> [YOUR GOAL] Leave out the pictures and return every entry exactly as it appears.

[Stored data]
----
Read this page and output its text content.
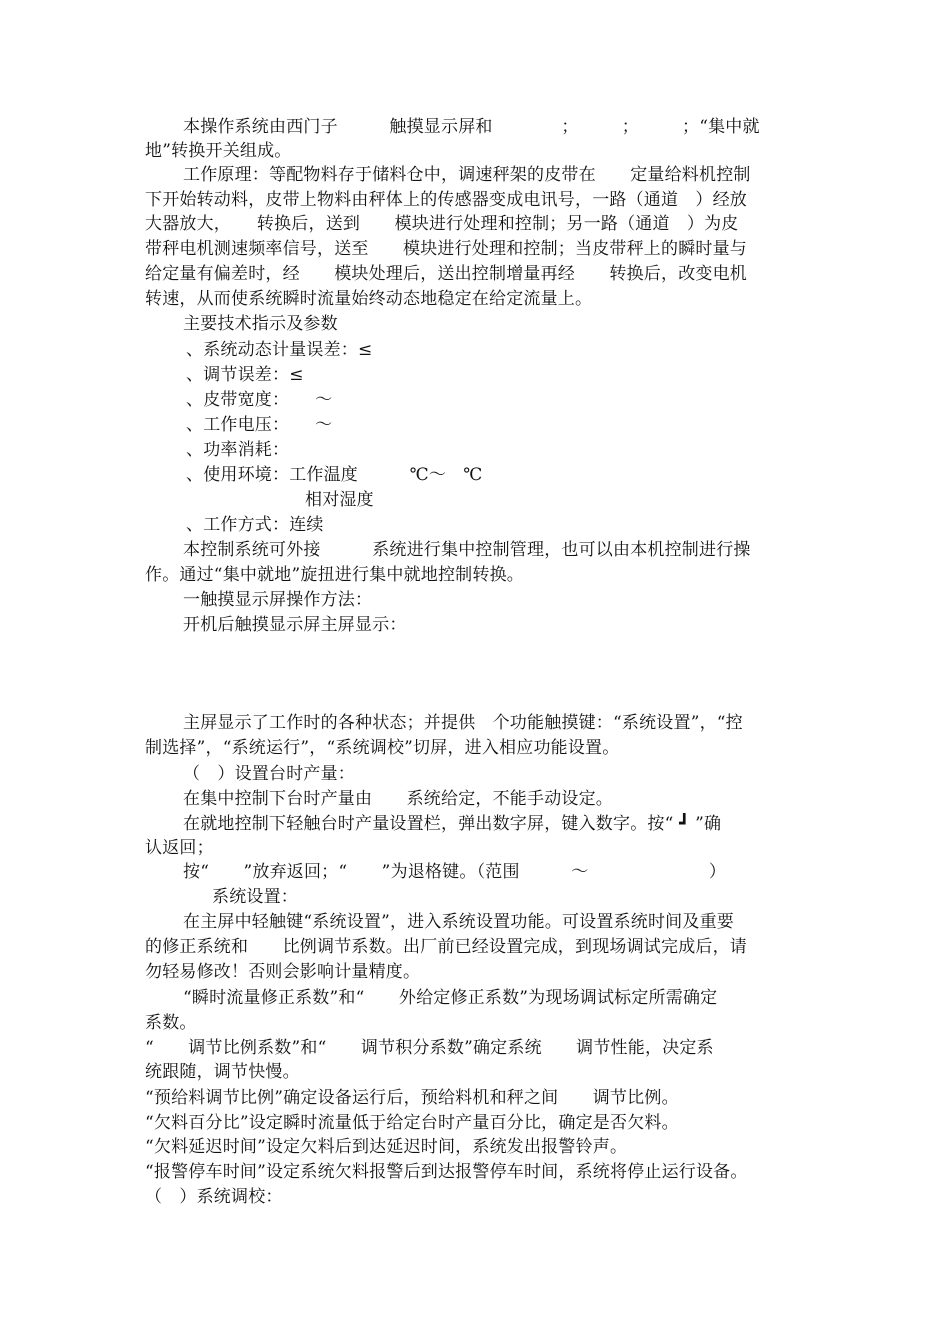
本操作系统由西门子　　　触摸显示屏和　　　　；　　　；　　　；“集中就
地”转换开关组成。
工作原理：等配物料存于储料仓中，调速秤架的皮带在　　定量给料机控制
下开始转动料，皮带上物料由秤体上的传感器变成电讯号，一路（通道　）经放
大器放大，　　转换后，送到　　模块进行处理和控制；另一路（通道　）为皮
带秤电机测速频率信号，送至　　模块进行处理和控制；当皮带秤上的瞬时量与
给定量有偏差时，经　　模块处理后，送出控制增量再经　　转换后，改变电机
转速，从而使系统瞬时流量始终动态地稳定在给定流量上。
主要技术指示及参数
、系统动态计量误差：≤
、调节误差：≤
、皮带宽度：　　～
、工作电压：　　～
、功率消耗：
、使用环境：工作温度　　　℃～　℃
相对湿度
、工作方式：连续
本控制系统可外接　　　系统进行集中控制管理，也可以由本机控制进行操
作。通过“集中就地”旋扭进行集中就地控制转换。
一触摸显示屏操作方法：
开机后触摸显示屏主屏显示：
主屏显示了工作时的各种状态；并提供　个功能触摸键：“系统设置”，“控
制选择”，“系统运行”，“系统调校”切屏，进入相应功能设置。
（　）设置台时产量：
在集中控制下台时产量由　　系统给定，不能手动设定。
在就地控制下轻触台时产量设置栏，弹出数字屏，键入数字。按“ ┛ ”确
认返回；
按“　　”放弃返回；“　　”为退格键。（范围　　　～　　　　　　　）
系统设置：
在主屏中轻触键“系统设置”，进入系统设置功能。可设置系统时间及重要
的修正系统和　　比例调节系数。出厂前已经设置完成，到现场调试完成后，请
勿轻易修改！否则会影响计量精度。
“瞬时流量修正系数”和“　　外给定修正系数”为现场调试标定所需确定
系数。
“　　调节比例系数”和“　　调节积分系数”确定系统　　调节性能，决定系
统跟随，调节快慢。
“预给料调节比例”确定设备运行后，预给料机和秤之间　　调节比例。
“欠料百分比”设定瞬时流量低于给定台时产量百分比，确定是否欠料。
“欠料延迟时间”设定欠料后到达延迟时间，系统发出报警铃声。
“报警停车时间”设定系统欠料报警后到达报警停车时间，系统将停止运行设备。
（　）系统调校：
----
> [FINAL RESULT]
Read this page and output its text content.
本操作系统由西门子　　　触摸显示屏和　　　　；　　　；　　　；“集中就
地”转换开关组成。
工作原理：等配物料存于储料仓中，调速秤架的皮带在　　定量给料机控制
下开始转动料，皮带上物料由秤体上的传感器变成电讯号，一路（通道　）经放
大器放大，　　转换后，送到　　模块进行处理和控制；另一路（通道　）为皮
带秤电机测速频率信号，送至　　模块进行处理和控制；当皮带秤上的瞬时量与
给定量有偏差时，经　　模块处理后，送出控制增量再经　　转换后，改变电机
转速，从而使系统瞬时流量始终动态地稳定在给定流量上。
主要技术指示及参数
、系统动态计量误差：≤
、调节误差：≤
、皮带宽度：　　～
、工作电压：　　～
、功率消耗：
、使用环境：工作温度　　　℃～　℃
相对湿度
、工作方式：连续
本控制系统可外接　　　系统进行集中控制管理，也可以由本机控制进行操
作。通过“集中就地”旋扭进行集中就地控制转换。
一触摸显示屏操作方法：
开机后触摸显示屏主屏显示：
主屏显示了工作时的各种状态；并提供　个功能触摸键：“系统设置”，“控
制选择”，“系统运行”，“系统调校”切屏，进入相应功能设置。
（　）设置台时产量：
在集中控制下台时产量由　　系统给定，不能手动设定。
在就地控制下轻触台时产量设置栏，弹出数字屏，键入数字。按“ ┛ ”确
认返回；
按“　　”放弃返回；“　　”为退格键。（范围　　　～　　　　　　　）
系统设置：
在主屏中轻触键“系统设置”，进入系统设置功能。可设置系统时间及重要
的修正系统和　　比例调节系数。出厂前已经设置完成，到现场调试完成后，请
勿轻易修改！否则会影响计量精度。
“瞬时流量修正系数”和“　　外给定修正系数”为现场调试标定所需确定
系数。
“　　调节比例系数”和“　　调节积分系数”确定系统　　调节性能，决定系
统跟随，调节快慢。
“预给料调节比例”确定设备运行后，预给料机和秤之间　　调节比例。
“欠料百分比”设定瞬时流量低于给定台时产量百分比，确定是否欠料。
“欠料延迟时间”设定欠料后到达延迟时间，系统发出报警铃声。
“报警停车时间”设定系统欠料报警后到达报警停车时间，系统将停止运行设备。
（　）系统调校：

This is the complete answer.